>> BEGIN Information given

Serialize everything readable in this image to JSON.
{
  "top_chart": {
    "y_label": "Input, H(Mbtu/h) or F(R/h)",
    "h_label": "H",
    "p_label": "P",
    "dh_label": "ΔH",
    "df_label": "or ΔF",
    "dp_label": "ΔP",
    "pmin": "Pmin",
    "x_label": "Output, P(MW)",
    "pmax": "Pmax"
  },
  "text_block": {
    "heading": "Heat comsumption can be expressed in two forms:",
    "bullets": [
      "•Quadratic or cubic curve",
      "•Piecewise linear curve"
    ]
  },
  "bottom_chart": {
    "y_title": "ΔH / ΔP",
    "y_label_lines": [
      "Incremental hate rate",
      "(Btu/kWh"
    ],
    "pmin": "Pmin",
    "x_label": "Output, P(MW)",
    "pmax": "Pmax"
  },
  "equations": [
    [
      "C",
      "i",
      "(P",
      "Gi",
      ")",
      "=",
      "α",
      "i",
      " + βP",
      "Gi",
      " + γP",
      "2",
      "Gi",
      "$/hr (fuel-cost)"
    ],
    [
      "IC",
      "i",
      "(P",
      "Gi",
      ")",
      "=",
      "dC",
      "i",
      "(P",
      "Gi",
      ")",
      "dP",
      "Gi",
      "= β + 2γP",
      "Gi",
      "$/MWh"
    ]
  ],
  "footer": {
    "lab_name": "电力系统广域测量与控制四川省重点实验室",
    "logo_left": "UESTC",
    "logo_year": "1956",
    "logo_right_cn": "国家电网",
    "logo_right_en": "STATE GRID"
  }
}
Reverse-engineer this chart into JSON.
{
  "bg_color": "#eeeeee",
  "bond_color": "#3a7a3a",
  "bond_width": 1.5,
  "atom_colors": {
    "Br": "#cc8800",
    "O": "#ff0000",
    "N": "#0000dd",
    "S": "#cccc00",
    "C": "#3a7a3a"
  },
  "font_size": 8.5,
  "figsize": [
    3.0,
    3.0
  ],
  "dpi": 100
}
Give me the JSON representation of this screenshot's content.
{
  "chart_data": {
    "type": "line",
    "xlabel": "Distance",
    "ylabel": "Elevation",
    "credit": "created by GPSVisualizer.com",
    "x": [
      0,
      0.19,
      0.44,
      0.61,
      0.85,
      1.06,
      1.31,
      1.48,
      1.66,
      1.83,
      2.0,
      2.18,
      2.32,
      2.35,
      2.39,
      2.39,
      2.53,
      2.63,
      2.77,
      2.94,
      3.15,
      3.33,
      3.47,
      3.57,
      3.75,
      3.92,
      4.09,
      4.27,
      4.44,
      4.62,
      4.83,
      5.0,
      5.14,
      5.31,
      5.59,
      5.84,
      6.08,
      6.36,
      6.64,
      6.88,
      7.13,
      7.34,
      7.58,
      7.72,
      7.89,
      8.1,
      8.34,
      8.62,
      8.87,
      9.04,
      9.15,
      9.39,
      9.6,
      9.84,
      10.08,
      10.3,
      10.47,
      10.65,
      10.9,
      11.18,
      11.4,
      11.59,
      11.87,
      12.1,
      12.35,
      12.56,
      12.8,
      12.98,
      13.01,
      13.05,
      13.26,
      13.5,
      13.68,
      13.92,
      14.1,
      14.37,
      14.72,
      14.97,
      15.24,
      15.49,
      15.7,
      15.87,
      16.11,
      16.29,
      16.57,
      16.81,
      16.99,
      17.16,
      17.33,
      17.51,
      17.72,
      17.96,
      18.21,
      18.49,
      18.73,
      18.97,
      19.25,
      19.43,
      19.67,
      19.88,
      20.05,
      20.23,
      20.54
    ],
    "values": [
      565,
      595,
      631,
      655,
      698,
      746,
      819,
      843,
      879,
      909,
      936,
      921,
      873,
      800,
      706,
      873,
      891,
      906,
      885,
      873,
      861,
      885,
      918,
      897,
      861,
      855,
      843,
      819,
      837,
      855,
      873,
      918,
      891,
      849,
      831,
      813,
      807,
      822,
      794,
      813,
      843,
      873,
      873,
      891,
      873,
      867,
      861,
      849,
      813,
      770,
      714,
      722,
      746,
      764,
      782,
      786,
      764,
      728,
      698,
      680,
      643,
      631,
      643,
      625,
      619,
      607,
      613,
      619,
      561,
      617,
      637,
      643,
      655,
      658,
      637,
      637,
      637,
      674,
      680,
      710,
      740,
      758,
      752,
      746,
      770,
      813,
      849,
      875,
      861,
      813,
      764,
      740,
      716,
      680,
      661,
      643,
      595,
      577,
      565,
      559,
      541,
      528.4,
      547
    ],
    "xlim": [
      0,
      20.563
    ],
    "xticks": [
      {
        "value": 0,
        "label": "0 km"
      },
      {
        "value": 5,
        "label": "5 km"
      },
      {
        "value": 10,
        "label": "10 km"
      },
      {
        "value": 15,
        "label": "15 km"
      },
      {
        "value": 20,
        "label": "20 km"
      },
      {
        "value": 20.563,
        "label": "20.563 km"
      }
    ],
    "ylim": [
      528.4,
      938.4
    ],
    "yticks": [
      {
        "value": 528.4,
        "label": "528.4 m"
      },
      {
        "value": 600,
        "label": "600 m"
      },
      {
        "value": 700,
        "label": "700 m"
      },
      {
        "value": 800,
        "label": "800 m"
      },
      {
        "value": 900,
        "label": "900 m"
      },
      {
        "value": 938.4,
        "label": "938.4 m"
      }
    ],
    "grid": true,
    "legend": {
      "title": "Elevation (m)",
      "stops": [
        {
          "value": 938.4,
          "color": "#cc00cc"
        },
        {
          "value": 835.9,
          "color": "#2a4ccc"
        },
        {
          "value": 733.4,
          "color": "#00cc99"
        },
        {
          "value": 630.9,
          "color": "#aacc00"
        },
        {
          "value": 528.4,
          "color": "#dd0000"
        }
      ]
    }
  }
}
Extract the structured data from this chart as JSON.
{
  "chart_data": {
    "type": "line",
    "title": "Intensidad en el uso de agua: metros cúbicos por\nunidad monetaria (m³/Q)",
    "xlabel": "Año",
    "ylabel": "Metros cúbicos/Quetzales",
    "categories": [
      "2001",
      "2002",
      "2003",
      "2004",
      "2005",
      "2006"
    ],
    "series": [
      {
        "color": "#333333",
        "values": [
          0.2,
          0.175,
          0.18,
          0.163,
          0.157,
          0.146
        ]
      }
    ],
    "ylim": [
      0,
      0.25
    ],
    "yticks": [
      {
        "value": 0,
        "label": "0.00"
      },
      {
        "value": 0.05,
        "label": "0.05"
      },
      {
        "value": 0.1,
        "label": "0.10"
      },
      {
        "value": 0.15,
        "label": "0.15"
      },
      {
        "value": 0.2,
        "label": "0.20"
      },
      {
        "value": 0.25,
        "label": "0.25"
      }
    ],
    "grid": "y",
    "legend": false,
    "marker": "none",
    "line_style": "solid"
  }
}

>> END Information given

Exercise objective ▸ Please repeat the listing above in full and exactly.

Exercise solution ▸
Serialize everything readable in this image to JSON.
{
  "top_chart": {
    "y_label": "Input, H(Mbtu/h) or F(R/h)",
    "h_label": "H",
    "p_label": "P",
    "dh_label": "ΔH",
    "df_label": "or ΔF",
    "dp_label": "ΔP",
    "pmin": "Pmin",
    "x_label": "Output, P(MW)",
    "pmax": "Pmax"
  },
  "text_block": {
    "heading": "Heat comsumption can be expressed in two forms:",
    "bullets": [
      "•Quadratic or cubic curve",
      "•Piecewise linear curve"
    ]
  },
  "bottom_chart": {
    "y_title": "ΔH / ΔP",
    "y_label_lines": [
      "Incremental hate rate",
      "(Btu/kWh"
    ],
    "pmin": "Pmin",
    "x_label": "Output, P(MW)",
    "pmax": "Pmax"
  },
  "equations": [
    [
      "C",
      "i",
      "(P",
      "Gi",
      ")",
      "=",
      "α",
      "i",
      " + βP",
      "Gi",
      " + γP",
      "2",
      "Gi",
      "$/hr (fuel-cost)"
    ],
    [
      "IC",
      "i",
      "(P",
      "Gi",
      ")",
      "=",
      "dC",
      "i",
      "(P",
      "Gi",
      ")",
      "dP",
      "Gi",
      "= β + 2γP",
      "Gi",
      "$/MWh"
    ]
  ],
  "footer": {
    "lab_name": "电力系统广域测量与控制四川省重点实验室",
    "logo_left": "UESTC",
    "logo_year": "1956",
    "logo_right_cn": "国家电网",
    "logo_right_en": "STATE GRID"
  }
}
Reverse-engineer this chart into JSON.
{
  "bg_color": "#eeeeee",
  "bond_color": "#3a7a3a",
  "bond_width": 1.5,
  "atom_colors": {
    "Br": "#cc8800",
    "O": "#ff0000",
    "N": "#0000dd",
    "S": "#cccc00",
    "C": "#3a7a3a"
  },
  "font_size": 8.5,
  "figsize": [
    3.0,
    3.0
  ],
  "dpi": 100
}
Give me the JSON representation of this screenshot's content.
{
  "chart_data": {
    "type": "line",
    "xlabel": "Distance",
    "ylabel": "Elevation",
    "credit": "created by GPSVisualizer.com",
    "x": [
      0,
      0.19,
      0.44,
      0.61,
      0.85,
      1.06,
      1.31,
      1.48,
      1.66,
      1.83,
      2.0,
      2.18,
      2.32,
      2.35,
      2.39,
      2.39,
      2.53,
      2.63,
      2.77,
      2.94,
      3.15,
      3.33,
      3.47,
      3.57,
      3.75,
      3.92,
      4.09,
      4.27,
      4.44,
      4.62,
      4.83,
      5.0,
      5.14,
      5.31,
      5.59,
      5.84,
      6.08,
      6.36,
      6.64,
      6.88,
      7.13,
      7.34,
      7.58,
      7.72,
      7.89,
      8.1,
      8.34,
      8.62,
      8.87,
      9.04,
      9.15,
      9.39,
      9.6,
      9.84,
      10.08,
      10.3,
      10.47,
      10.65,
      10.9,
      11.18,
      11.4,
      11.59,
      11.87,
      12.1,
      12.35,
      12.56,
      12.8,
      12.98,
      13.01,
      13.05,
      13.26,
      13.5,
      13.68,
      13.92,
      14.1,
      14.37,
      14.72,
      14.97,
      15.24,
      15.49,
      15.7,
      15.87,
      16.11,
      16.29,
      16.57,
      16.81,
      16.99,
      17.16,
      17.33,
      17.51,
      17.72,
      17.96,
      18.21,
      18.49,
      18.73,
      18.97,
      19.25,
      19.43,
      19.67,
      19.88,
      20.05,
      20.23,
      20.54
    ],
    "values": [
      565,
      595,
      631,
      655,
      698,
      746,
      819,
      843,
      879,
      909,
      936,
      921,
      873,
      800,
      706,
      873,
      891,
      906,
      885,
      873,
      861,
      885,
      918,
      897,
      861,
      855,
      843,
      819,
      837,
      855,
      873,
      918,
      891,
      849,
      831,
      813,
      807,
      822,
      794,
      813,
      843,
      873,
      873,
      891,
      873,
      867,
      861,
      849,
      813,
      770,
      714,
      722,
      746,
      764,
      782,
      786,
      764,
      728,
      698,
      680,
      643,
      631,
      643,
      625,
      619,
      607,
      613,
      619,
      561,
      617,
      637,
      643,
      655,
      658,
      637,
      637,
      637,
      674,
      680,
      710,
      740,
      758,
      752,
      746,
      770,
      813,
      849,
      875,
      861,
      813,
      764,
      740,
      716,
      680,
      661,
      643,
      595,
      577,
      565,
      559,
      541,
      528.4,
      547
    ],
    "xlim": [
      0,
      20.563
    ],
    "xticks": [
      {
        "value": 0,
        "label": "0 km"
      },
      {
        "value": 5,
        "label": "5 km"
      },
      {
        "value": 10,
        "label": "10 km"
      },
      {
        "value": 15,
        "label": "15 km"
      },
      {
        "value": 20,
        "label": "20 km"
      },
      {
        "value": 20.563,
        "label": "20.563 km"
      }
    ],
    "ylim": [
      528.4,
      938.4
    ],
    "yticks": [
      {
        "value": 528.4,
        "label": "528.4 m"
      },
      {
        "value": 600,
        "label": "600 m"
      },
      {
        "value": 700,
        "label": "700 m"
      },
      {
        "value": 800,
        "label": "800 m"
      },
      {
        "value": 900,
        "label": "900 m"
      },
      {
        "value": 938.4,
        "label": "938.4 m"
      }
    ],
    "grid": true,
    "legend": {
      "title": "Elevation (m)",
      "stops": [
        {
          "value": 938.4,
          "color": "#cc00cc"
        },
        {
          "value": 835.9,
          "color": "#2a4ccc"
        },
        {
          "value": 733.4,
          "color": "#00cc99"
        },
        {
          "value": 630.9,
          "color": "#aacc00"
        },
        {
          "value": 528.4,
          "color": "#dd0000"
        }
      ]
    }
  }
}
Extract the structured data from this chart as JSON.
{
  "chart_data": {
    "type": "line",
    "title": "Intensidad en el uso de agua: metros cúbicos por\nunidad monetaria (m³/Q)",
    "xlabel": "Año",
    "ylabel": "Metros cúbicos/Quetzales",
    "categories": [
      "2001",
      "2002",
      "2003",
      "2004",
      "2005",
      "2006"
    ],
    "series": [
      {
        "color": "#333333",
        "values": [
          0.2,
          0.175,
          0.18,
          0.163,
          0.157,
          0.146
        ]
      }
    ],
    "ylim": [
      0,
      0.25
    ],
    "yticks": [
      {
        "value": 0,
        "label": "0.00"
      },
      {
        "value": 0.05,
        "label": "0.05"
      },
      {
        "value": 0.1,
        "label": "0.10"
      },
      {
        "value": 0.15,
        "label": "0.15"
      },
      {
        "value": 0.2,
        "label": "0.20"
      },
      {
        "value": 0.25,
        "label": "0.25"
      }
    ],
    "grid": "y",
    "legend": false,
    "marker": "none",
    "line_style": "solid"
  }
}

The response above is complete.